#### Entries supplied ####

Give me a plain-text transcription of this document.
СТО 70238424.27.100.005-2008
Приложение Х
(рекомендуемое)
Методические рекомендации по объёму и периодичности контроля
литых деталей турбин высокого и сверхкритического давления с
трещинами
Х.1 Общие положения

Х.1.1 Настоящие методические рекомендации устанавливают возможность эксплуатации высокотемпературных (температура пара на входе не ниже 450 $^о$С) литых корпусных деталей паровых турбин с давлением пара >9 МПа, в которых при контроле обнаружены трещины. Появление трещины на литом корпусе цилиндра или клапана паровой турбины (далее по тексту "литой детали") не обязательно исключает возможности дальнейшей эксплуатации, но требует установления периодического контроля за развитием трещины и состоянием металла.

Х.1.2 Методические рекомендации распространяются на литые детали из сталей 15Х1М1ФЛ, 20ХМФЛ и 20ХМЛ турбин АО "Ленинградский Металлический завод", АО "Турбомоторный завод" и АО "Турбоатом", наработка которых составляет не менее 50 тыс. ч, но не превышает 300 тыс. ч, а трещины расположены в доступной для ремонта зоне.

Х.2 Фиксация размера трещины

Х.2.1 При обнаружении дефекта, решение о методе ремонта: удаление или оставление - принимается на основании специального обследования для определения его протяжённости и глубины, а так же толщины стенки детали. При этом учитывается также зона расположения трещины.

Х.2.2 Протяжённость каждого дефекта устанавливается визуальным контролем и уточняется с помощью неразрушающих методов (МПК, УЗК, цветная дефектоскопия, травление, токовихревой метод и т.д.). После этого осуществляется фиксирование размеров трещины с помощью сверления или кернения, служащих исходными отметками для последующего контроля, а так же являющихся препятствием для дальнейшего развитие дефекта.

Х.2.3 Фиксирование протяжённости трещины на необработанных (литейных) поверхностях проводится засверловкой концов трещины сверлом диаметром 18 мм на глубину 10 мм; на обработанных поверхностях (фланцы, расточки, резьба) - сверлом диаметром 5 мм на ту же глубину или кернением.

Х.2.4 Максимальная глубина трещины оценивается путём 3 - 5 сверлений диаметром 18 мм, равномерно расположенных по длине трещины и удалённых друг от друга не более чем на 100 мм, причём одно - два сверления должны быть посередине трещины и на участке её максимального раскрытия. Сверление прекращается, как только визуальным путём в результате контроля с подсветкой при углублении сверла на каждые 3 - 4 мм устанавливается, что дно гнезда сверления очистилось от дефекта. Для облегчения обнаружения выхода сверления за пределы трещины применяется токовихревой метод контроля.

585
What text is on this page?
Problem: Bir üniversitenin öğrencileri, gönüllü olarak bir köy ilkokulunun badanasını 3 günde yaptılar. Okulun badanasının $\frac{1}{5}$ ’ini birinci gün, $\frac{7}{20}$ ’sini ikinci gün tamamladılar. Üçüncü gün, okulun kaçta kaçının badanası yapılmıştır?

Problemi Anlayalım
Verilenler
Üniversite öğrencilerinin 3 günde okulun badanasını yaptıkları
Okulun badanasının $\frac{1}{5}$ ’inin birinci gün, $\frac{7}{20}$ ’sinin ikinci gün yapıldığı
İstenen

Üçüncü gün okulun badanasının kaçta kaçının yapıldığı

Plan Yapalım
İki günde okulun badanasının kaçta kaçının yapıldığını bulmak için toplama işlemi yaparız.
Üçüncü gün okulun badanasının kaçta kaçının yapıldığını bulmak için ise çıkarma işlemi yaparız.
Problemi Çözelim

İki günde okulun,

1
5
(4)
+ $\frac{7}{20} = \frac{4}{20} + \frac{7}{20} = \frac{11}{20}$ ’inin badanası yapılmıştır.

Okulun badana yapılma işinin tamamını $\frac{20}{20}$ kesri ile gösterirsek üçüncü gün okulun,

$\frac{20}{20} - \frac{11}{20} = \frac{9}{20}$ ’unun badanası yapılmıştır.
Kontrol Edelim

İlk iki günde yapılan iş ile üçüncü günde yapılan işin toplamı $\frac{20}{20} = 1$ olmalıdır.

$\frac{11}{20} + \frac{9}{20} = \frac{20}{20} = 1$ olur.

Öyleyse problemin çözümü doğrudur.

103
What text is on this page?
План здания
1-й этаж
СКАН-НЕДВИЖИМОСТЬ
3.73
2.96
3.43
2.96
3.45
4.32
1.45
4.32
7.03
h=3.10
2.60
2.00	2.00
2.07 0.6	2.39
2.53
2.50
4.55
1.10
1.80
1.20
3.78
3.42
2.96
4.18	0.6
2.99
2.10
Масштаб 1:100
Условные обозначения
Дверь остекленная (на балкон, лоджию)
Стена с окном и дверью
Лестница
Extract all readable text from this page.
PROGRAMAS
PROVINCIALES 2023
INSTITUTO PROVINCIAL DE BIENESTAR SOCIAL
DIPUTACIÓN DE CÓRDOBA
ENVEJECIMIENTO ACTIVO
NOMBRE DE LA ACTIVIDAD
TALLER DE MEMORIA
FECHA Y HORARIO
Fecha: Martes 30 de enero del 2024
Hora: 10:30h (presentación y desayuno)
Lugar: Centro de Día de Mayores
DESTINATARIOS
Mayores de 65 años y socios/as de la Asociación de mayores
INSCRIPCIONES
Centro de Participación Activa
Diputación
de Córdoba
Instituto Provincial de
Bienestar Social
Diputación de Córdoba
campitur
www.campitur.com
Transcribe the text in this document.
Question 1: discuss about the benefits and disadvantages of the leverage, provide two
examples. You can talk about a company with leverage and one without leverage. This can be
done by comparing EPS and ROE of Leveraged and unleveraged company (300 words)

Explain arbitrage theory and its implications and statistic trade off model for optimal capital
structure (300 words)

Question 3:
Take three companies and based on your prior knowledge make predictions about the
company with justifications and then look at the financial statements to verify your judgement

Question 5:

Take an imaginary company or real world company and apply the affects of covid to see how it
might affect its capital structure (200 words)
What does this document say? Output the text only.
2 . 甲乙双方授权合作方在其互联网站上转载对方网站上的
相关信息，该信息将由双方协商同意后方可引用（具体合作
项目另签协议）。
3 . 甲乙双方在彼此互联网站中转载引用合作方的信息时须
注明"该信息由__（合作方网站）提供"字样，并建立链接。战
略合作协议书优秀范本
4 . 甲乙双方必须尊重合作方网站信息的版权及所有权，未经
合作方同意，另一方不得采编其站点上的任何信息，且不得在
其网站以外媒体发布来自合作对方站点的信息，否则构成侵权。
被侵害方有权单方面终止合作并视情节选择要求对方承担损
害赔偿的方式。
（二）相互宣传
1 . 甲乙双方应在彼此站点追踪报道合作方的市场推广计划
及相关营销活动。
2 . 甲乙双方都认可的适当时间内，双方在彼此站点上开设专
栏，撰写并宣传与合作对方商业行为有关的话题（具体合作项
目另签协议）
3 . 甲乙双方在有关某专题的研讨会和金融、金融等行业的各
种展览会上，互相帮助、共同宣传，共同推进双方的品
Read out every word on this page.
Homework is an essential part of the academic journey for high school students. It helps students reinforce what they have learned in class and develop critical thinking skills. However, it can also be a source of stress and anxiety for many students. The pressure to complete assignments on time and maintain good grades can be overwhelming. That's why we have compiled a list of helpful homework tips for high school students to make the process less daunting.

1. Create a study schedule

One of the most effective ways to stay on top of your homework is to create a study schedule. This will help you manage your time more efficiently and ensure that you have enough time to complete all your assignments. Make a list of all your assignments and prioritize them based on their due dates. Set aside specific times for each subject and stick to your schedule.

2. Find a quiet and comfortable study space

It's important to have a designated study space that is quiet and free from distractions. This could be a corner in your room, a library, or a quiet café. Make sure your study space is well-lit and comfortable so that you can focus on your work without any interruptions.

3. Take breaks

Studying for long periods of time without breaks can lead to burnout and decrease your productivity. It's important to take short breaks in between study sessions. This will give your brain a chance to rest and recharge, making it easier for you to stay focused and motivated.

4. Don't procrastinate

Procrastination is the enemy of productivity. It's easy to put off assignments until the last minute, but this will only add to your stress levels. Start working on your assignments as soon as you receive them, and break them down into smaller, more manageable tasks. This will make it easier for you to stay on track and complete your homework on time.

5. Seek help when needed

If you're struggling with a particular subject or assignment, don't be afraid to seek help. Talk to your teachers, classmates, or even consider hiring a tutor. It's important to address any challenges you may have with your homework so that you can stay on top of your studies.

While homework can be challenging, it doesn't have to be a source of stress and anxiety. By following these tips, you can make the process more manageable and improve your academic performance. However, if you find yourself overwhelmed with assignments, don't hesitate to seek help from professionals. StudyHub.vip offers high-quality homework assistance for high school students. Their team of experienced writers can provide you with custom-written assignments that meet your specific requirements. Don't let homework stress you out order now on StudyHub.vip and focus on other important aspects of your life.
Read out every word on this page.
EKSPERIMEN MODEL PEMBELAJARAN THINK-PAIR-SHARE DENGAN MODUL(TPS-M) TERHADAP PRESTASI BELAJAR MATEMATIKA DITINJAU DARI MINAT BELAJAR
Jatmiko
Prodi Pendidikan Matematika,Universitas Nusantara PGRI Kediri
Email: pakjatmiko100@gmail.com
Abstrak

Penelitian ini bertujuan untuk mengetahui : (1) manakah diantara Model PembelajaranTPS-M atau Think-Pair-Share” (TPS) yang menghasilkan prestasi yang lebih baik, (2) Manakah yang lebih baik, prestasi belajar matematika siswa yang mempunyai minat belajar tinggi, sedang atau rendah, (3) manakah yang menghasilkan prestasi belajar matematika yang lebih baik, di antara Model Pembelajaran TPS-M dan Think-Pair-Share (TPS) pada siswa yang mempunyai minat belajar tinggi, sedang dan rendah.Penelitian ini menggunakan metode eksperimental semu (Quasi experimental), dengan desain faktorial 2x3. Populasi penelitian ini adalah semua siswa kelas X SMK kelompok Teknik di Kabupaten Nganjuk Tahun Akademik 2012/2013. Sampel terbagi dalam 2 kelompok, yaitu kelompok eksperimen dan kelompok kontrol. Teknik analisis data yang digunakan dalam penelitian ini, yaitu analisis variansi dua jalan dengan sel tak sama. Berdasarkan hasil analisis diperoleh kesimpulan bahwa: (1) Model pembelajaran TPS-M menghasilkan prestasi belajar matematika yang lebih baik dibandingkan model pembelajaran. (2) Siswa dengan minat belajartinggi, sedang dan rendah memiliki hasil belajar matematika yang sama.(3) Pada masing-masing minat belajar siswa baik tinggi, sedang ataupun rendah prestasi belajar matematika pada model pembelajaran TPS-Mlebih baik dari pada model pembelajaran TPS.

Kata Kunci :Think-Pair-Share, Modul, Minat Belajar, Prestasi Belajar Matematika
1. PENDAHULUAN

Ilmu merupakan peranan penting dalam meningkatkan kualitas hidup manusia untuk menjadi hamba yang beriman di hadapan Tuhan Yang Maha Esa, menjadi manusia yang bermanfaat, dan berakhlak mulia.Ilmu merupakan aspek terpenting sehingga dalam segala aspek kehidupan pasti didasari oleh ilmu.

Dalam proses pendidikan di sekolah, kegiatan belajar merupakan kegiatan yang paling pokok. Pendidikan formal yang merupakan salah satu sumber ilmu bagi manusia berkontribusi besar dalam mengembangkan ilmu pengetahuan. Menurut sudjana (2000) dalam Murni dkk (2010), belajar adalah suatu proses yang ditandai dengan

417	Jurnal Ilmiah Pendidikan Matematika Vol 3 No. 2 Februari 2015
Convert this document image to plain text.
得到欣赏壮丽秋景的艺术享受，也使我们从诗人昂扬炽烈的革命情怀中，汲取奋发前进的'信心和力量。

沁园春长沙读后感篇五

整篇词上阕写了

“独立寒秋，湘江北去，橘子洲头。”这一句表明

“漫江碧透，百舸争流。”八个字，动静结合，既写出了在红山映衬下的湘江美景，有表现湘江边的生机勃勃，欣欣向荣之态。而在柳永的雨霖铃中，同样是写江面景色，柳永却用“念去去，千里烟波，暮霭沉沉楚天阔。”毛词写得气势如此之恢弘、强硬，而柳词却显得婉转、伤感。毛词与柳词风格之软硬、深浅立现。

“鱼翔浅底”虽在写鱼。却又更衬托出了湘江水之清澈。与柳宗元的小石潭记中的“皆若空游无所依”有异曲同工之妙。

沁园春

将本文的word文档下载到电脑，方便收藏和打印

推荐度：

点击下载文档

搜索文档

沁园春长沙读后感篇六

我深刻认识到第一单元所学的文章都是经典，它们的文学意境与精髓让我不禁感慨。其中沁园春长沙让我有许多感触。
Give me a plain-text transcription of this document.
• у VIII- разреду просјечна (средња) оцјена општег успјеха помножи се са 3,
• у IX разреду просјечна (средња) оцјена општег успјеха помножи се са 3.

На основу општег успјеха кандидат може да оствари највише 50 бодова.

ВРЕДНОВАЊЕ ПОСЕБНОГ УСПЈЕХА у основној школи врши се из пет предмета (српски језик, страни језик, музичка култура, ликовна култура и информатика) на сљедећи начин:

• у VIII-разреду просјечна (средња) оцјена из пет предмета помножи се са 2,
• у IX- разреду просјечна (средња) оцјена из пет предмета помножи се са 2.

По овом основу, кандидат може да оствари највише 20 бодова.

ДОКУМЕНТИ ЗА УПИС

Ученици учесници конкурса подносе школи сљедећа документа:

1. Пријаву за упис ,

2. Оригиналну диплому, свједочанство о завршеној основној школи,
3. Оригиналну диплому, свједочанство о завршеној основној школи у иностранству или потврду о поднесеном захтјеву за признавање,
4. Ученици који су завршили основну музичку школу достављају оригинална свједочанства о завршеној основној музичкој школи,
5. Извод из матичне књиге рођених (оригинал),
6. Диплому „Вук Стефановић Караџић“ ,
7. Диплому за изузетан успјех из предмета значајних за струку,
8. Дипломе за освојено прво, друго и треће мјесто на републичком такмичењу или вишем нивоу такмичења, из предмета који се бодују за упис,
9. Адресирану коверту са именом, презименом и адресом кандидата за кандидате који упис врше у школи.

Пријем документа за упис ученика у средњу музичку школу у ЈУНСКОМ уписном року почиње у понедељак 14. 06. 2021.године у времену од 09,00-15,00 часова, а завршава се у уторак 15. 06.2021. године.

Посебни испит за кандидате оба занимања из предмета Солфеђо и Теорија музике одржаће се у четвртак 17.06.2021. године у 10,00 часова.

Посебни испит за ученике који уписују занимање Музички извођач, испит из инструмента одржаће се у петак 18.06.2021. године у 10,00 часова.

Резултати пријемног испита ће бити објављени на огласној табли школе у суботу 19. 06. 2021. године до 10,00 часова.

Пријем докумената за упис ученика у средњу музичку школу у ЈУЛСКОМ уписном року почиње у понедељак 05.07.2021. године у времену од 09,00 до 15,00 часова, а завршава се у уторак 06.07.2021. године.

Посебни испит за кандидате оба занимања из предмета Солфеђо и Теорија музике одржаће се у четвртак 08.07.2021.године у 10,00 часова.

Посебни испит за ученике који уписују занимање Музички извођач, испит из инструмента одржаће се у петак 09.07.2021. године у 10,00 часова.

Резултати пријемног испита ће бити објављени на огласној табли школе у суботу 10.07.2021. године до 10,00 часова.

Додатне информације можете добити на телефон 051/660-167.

####

# Requirement
Determine the number of lines where the string "просјечна" occurs, and give that number only.

# Result
4